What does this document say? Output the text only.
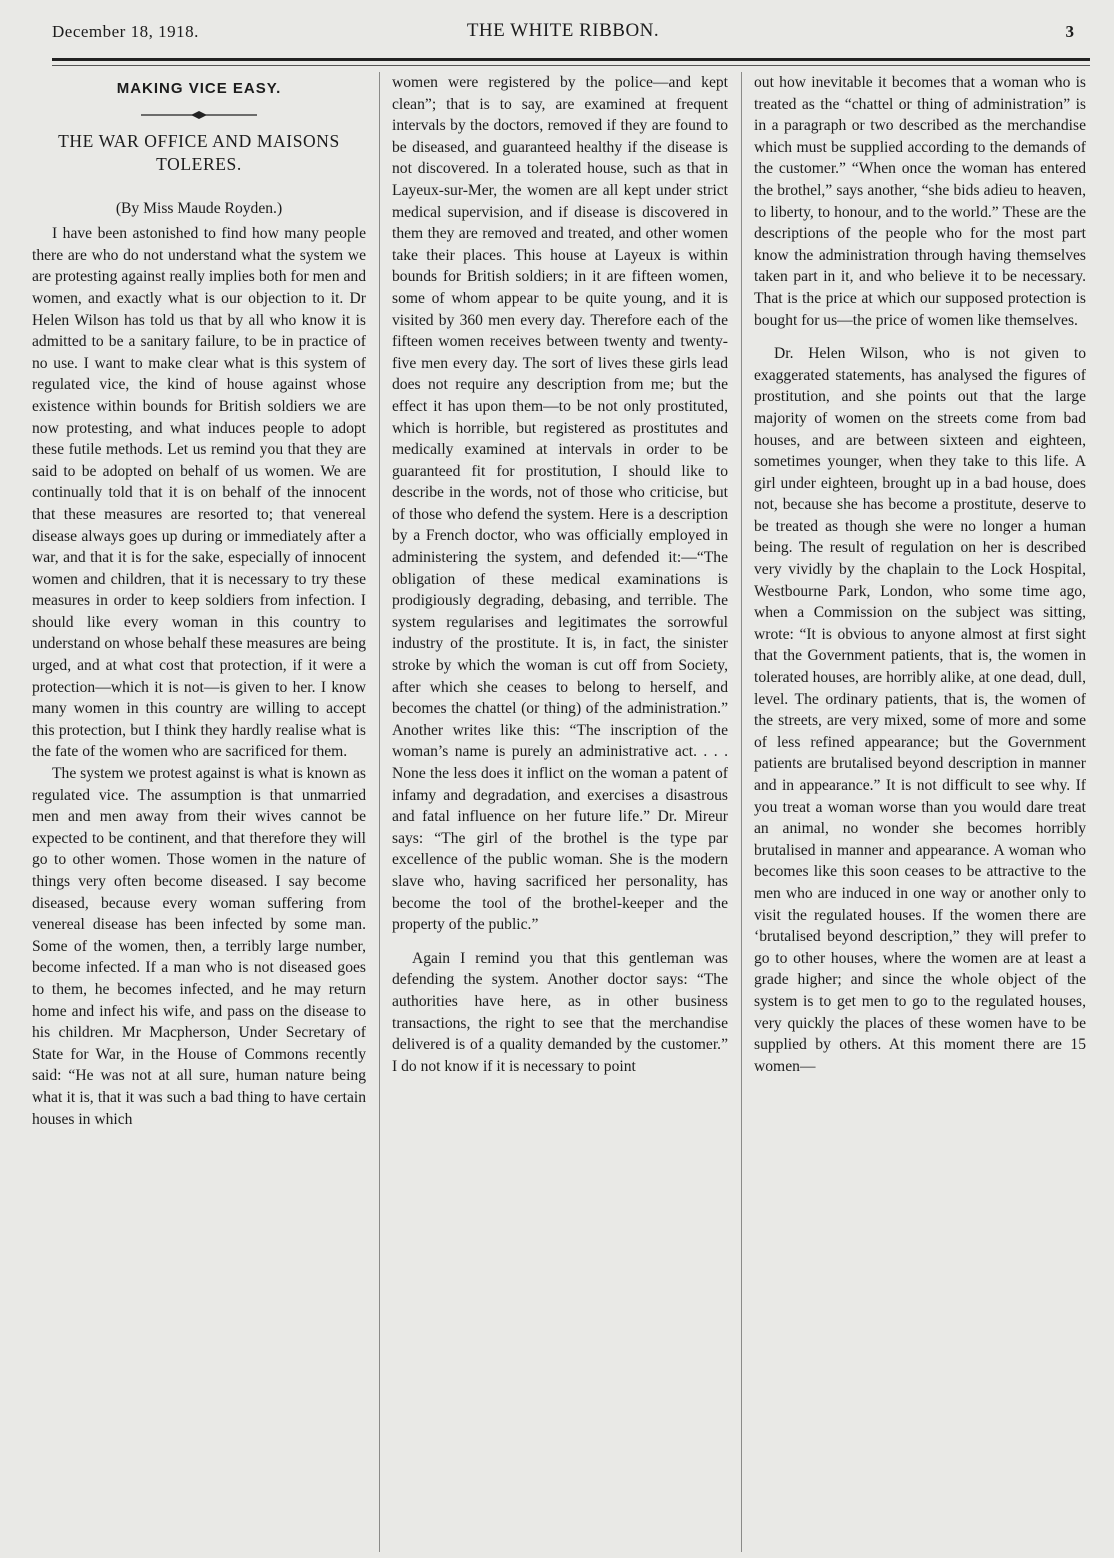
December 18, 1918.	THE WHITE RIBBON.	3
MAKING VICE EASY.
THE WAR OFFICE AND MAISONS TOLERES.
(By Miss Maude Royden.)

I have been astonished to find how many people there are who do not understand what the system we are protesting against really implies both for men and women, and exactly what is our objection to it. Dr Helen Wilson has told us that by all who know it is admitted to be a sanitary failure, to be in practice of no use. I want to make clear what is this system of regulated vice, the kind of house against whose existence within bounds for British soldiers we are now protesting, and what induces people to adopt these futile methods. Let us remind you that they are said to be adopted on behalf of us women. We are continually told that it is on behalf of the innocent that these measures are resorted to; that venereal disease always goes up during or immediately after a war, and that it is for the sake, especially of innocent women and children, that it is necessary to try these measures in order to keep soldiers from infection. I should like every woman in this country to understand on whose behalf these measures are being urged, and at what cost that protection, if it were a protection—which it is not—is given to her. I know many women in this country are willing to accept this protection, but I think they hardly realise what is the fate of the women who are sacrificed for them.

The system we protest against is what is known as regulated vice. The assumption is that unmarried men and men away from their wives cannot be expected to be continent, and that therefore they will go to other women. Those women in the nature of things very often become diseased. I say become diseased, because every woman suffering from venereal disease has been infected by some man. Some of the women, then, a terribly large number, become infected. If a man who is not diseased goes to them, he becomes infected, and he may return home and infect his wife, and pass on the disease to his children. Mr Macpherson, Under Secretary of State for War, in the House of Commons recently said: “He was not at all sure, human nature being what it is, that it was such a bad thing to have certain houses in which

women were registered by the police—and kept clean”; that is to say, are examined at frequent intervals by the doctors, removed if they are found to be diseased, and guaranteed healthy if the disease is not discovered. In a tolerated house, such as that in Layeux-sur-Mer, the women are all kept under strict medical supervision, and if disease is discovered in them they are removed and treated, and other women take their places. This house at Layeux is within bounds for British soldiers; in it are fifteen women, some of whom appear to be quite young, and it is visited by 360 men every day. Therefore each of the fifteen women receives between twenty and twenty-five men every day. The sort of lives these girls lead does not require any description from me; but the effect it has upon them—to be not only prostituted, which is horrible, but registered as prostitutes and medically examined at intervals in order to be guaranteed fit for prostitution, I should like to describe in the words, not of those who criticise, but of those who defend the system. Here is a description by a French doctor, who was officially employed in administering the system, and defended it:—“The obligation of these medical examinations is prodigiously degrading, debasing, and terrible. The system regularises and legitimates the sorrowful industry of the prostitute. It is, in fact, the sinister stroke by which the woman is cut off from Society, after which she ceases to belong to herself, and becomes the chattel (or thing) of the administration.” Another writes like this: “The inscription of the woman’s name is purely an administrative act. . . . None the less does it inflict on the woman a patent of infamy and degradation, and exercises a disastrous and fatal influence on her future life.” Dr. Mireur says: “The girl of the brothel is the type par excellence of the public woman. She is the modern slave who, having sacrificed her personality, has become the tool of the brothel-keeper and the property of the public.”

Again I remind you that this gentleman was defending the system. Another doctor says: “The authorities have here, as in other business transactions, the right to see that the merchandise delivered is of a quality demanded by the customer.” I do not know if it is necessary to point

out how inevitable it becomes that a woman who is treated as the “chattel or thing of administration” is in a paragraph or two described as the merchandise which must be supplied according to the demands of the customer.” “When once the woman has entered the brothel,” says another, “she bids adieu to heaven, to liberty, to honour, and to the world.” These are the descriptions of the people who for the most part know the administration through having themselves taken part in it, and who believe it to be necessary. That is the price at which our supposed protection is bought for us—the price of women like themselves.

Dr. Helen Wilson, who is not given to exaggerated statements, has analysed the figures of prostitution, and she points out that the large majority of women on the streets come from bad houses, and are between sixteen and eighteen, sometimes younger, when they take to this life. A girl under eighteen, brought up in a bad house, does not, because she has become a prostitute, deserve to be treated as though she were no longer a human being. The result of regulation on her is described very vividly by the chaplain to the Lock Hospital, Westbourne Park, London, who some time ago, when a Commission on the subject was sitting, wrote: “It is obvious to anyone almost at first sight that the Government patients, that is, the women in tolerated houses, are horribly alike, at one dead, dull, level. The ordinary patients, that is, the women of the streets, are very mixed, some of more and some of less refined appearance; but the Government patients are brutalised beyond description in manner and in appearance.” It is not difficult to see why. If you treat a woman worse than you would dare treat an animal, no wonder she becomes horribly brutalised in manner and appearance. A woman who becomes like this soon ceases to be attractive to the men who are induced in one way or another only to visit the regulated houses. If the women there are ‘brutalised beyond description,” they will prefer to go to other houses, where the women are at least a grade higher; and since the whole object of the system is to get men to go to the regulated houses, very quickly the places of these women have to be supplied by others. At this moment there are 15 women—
========
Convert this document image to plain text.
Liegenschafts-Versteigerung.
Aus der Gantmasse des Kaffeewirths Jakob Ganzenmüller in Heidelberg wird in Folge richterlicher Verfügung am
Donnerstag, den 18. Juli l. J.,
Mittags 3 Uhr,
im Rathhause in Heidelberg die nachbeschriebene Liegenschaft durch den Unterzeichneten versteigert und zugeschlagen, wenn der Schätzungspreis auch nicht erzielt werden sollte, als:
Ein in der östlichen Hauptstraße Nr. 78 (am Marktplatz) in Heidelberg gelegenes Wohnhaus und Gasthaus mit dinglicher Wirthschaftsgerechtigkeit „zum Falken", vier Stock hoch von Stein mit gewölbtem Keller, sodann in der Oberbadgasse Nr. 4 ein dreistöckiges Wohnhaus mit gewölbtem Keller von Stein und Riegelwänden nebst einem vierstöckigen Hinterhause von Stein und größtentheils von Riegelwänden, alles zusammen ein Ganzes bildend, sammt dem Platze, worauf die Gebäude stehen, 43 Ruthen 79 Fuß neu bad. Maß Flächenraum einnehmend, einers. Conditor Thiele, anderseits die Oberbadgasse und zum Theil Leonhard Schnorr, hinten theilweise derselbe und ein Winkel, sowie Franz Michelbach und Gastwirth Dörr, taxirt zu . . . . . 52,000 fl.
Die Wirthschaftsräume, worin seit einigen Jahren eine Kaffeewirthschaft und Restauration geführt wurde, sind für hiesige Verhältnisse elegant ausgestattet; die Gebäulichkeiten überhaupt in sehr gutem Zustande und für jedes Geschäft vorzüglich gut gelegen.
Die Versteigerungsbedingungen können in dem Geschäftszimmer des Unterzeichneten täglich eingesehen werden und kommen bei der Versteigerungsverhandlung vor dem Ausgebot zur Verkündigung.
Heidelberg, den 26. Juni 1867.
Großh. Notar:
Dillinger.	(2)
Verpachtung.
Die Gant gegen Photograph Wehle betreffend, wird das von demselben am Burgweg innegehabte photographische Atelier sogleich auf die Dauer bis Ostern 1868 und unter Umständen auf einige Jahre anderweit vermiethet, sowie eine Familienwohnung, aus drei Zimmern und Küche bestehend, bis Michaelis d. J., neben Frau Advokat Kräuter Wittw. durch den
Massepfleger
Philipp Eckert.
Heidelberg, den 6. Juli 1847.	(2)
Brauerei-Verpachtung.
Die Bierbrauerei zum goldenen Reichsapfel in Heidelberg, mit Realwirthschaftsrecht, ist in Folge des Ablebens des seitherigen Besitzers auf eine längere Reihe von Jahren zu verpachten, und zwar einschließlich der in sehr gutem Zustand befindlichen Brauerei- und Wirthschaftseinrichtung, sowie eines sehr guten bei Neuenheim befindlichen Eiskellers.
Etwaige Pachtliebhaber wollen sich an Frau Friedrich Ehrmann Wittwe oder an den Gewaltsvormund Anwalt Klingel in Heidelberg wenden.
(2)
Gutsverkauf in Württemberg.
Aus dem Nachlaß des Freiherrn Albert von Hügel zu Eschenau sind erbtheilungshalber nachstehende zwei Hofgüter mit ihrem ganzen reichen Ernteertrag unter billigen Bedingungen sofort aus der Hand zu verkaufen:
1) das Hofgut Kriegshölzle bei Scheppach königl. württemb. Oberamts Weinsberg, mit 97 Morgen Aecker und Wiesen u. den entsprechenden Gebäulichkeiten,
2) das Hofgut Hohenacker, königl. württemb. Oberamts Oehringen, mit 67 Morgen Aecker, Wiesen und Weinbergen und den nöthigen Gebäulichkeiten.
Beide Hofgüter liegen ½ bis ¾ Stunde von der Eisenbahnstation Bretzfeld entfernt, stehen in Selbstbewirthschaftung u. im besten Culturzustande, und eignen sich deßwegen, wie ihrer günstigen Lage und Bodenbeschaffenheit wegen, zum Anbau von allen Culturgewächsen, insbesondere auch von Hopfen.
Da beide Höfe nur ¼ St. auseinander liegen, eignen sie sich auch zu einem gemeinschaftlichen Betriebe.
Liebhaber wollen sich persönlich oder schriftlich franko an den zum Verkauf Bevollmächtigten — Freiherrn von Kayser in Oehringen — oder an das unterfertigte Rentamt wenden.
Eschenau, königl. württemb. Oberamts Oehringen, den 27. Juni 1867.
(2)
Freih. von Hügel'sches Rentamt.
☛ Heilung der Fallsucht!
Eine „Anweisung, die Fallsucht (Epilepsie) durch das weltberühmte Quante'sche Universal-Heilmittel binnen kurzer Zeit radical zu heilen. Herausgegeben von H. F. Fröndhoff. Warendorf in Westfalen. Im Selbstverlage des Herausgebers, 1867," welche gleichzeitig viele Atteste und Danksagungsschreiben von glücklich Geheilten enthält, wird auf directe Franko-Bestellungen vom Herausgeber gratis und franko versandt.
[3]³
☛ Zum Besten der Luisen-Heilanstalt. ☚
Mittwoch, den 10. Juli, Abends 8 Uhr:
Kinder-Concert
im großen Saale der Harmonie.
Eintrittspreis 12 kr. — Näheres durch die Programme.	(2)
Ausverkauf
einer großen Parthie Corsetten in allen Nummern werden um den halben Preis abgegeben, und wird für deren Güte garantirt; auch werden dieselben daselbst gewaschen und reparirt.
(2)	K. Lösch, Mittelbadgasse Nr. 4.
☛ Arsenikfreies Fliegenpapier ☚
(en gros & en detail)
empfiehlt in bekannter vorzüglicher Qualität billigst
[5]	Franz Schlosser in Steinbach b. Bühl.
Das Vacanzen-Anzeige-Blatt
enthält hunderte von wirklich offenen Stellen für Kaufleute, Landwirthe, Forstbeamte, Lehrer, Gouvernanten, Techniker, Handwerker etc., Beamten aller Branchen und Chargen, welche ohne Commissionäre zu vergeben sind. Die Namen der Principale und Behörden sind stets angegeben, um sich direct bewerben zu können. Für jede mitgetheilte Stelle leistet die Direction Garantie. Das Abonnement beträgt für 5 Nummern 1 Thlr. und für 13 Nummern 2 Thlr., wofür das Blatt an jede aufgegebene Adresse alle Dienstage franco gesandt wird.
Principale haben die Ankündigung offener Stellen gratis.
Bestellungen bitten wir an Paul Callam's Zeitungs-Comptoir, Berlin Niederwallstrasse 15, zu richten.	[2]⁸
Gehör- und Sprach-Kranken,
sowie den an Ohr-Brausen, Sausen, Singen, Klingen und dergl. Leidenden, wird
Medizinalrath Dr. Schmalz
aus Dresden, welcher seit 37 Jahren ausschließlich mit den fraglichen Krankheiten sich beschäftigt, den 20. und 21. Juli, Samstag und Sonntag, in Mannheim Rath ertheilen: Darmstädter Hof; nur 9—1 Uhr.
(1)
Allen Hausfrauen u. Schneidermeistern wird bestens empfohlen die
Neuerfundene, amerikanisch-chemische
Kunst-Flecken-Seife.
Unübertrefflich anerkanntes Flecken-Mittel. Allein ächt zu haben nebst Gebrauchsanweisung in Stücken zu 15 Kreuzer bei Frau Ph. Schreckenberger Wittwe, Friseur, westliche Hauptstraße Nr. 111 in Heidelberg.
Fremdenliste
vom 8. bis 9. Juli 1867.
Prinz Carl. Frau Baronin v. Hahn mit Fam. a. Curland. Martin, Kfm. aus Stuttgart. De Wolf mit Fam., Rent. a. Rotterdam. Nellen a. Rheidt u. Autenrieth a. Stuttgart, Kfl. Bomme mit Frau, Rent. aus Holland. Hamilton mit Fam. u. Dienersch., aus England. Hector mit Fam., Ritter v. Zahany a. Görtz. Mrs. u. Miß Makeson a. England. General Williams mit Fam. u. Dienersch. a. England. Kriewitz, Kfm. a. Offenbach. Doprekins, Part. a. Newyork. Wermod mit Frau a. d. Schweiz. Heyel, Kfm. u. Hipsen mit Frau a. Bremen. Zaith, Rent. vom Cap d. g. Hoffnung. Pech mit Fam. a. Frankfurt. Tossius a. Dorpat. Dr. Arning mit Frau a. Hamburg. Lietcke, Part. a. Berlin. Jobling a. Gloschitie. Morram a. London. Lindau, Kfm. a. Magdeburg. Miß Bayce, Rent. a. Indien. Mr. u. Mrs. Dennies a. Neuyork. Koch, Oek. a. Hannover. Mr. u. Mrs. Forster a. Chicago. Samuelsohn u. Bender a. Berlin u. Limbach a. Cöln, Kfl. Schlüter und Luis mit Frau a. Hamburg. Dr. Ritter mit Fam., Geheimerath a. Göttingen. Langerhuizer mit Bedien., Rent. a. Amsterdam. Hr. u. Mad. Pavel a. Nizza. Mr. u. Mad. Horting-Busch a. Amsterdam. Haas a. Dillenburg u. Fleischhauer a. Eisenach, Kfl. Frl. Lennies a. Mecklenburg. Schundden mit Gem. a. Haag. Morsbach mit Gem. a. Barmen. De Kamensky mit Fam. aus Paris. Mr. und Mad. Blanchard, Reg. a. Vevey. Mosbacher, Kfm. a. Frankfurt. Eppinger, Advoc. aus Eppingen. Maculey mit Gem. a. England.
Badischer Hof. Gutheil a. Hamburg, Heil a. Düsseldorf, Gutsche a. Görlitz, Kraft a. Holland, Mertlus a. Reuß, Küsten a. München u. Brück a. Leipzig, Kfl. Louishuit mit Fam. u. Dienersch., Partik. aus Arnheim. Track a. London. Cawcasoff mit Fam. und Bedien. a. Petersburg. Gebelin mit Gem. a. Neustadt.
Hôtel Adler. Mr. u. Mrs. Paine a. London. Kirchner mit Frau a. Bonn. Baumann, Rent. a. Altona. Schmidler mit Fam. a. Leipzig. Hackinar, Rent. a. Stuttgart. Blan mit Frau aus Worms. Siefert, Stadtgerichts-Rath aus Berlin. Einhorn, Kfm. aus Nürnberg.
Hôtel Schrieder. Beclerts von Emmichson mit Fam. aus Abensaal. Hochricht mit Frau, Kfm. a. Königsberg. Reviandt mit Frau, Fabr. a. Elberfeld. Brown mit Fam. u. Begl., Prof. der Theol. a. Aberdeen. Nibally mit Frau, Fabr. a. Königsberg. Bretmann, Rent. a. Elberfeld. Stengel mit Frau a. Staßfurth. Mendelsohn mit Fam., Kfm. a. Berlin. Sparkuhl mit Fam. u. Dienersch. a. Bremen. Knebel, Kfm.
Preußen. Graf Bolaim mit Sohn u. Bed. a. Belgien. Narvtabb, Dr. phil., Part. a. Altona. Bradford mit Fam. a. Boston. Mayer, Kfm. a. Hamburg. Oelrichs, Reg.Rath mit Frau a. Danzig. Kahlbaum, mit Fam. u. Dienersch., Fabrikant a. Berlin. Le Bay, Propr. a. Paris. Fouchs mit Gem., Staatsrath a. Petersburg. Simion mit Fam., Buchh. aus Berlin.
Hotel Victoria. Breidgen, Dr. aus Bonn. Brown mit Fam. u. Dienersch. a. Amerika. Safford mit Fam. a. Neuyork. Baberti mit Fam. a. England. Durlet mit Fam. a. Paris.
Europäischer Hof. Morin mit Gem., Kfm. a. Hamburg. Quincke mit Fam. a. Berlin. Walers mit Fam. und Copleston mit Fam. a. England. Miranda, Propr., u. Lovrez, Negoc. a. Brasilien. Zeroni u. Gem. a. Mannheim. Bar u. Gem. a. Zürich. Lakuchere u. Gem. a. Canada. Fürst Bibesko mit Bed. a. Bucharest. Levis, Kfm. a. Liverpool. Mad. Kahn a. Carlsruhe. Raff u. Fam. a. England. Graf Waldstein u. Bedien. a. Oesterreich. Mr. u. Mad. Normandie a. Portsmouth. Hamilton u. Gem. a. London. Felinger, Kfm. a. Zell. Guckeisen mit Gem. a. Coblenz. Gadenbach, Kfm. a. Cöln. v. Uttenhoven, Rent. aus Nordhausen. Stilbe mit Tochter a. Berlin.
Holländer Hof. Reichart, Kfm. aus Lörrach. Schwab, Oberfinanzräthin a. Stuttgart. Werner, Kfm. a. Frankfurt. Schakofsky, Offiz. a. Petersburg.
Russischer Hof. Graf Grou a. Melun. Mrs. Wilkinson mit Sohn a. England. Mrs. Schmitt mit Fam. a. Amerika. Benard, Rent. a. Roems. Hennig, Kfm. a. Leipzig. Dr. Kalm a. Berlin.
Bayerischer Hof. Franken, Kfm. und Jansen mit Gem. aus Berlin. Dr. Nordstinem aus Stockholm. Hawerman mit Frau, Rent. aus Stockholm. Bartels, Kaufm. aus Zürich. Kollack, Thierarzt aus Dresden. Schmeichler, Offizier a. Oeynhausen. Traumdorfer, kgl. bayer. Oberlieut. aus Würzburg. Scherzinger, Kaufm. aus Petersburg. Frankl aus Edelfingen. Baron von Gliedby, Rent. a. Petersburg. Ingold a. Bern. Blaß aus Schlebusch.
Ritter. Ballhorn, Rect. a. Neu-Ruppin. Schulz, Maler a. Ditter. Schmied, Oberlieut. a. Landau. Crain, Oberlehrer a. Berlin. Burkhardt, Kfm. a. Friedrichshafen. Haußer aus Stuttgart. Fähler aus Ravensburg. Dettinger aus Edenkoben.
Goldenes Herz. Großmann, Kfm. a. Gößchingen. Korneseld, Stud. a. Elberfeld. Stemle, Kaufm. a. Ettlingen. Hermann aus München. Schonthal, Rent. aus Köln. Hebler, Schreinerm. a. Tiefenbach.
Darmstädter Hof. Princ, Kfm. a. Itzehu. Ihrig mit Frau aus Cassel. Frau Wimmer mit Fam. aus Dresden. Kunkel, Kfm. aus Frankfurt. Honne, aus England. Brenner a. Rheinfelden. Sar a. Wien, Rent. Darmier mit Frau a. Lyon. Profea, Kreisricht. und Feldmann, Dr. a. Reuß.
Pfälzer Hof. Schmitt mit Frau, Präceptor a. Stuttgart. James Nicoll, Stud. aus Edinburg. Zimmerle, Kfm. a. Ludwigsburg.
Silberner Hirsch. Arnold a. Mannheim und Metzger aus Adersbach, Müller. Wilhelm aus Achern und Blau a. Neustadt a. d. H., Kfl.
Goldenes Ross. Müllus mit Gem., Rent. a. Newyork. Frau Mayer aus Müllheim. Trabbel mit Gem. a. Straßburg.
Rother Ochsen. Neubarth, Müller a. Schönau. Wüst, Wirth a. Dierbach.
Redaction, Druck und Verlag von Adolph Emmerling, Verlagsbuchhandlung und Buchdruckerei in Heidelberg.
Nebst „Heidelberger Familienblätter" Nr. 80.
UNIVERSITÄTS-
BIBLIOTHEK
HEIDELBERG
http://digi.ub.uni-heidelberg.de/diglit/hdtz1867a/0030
========
WHAT TO WORK ON -> Your answer should be the lines of the records that hold the string "Aecker".

ANSWER FOR THE TASK ->
1) das Hofgut Kriegshölzle bei Scheppach königl. württemb. Oberamts Weinsberg, mit 97 Morgen Aecker und Wiesen u. den entsprechenden Gebäulichkeiten,
2) das Hofgut Hohenacker, königl. württemb. Oberamts Oehringen, mit 67 Morgen Aecker, Wiesen und Weinbergen und den nöthigen Gebäulichkeiten.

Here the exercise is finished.